*Request*. Locate every line below that contains the word "bits" and copy it.

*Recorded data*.
::::::::::

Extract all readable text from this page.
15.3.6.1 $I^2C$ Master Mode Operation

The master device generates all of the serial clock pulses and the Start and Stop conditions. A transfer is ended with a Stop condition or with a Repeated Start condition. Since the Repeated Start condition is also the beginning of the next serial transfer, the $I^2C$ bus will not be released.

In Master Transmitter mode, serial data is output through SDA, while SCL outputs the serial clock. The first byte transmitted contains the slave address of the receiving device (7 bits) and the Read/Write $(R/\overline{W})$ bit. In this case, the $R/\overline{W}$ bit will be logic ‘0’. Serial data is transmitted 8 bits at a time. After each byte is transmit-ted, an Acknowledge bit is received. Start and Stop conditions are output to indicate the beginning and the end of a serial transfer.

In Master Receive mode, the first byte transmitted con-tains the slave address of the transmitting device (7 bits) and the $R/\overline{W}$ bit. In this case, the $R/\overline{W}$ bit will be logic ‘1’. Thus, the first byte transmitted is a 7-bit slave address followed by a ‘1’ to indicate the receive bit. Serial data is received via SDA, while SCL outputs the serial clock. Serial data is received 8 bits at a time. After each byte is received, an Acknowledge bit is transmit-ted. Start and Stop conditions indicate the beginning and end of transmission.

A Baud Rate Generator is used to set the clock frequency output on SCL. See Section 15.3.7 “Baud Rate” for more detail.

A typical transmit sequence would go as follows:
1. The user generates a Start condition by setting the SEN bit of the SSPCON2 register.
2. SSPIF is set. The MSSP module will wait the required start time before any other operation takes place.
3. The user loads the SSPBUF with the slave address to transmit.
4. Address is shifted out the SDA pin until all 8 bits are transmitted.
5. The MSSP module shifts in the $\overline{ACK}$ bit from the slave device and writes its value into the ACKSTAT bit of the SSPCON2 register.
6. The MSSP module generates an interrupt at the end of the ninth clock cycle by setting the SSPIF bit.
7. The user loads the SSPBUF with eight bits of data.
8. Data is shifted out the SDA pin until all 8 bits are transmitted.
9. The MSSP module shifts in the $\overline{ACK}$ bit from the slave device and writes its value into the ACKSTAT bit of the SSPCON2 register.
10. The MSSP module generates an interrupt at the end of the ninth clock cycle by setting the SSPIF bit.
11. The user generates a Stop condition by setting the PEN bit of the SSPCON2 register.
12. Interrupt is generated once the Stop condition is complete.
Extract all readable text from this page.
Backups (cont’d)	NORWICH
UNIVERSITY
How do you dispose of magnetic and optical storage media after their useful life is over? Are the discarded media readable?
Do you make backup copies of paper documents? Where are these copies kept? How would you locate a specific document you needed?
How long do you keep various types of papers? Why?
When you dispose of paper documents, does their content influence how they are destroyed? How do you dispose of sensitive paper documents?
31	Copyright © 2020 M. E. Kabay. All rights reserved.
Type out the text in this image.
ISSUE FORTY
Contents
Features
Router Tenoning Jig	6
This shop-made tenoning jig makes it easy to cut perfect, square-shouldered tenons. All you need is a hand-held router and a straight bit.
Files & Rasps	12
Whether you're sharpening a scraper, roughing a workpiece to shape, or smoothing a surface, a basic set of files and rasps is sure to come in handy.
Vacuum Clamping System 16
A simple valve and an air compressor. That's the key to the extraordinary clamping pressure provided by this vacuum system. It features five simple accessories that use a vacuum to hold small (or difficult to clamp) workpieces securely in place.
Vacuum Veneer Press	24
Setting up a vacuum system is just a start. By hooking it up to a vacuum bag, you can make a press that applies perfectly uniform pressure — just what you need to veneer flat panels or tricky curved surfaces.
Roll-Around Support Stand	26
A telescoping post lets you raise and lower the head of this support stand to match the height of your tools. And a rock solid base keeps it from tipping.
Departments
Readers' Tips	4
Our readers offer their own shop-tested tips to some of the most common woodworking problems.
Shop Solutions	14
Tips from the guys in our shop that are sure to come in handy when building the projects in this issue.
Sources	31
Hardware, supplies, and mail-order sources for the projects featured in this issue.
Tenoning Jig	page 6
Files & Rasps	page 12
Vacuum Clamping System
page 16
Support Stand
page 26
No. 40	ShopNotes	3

::::::::::

*Right answer*.
In Master Transmitter mode, serial data is output through SDA, while SCL outputs the serial clock. The first byte transmitted contains the slave address of the receiving device (7 bits) and the Read/Write $(R/\overline{W})$ bit. In this case, the $R/\overline{W}$ bit will be logic ‘0’. Serial data is transmitted 8 bits at a time. After each byte is transmit-ted, an Acknowledge bit is received. Start and Stop conditions are output to indicate the beginning and the end of a serial transfer.
In Master Receive mode, the first byte transmitted con-tains the slave address of the transmitting device (7 bits) and the $R/\overline{W}$ bit. In this case, the $R/\overline{W}$ bit will be logic ‘1’. Thus, the first byte transmitted is a 7-bit slave address followed by a ‘1’ to indicate the receive bit. Serial data is received via SDA, while SCL outputs the serial clock. Serial data is received 8 bits at a time. After each byte is received, an Acknowledge bit is transmit-ted. Start and Stop conditions indicate the beginning and end of transmission.
4. Address is shifted out the SDA pin until all 8 bits are transmitted.
7. The user loads the SSPBUF with eight bits of data.
8. Data is shifted out the SDA pin until all 8 bits are transmitted.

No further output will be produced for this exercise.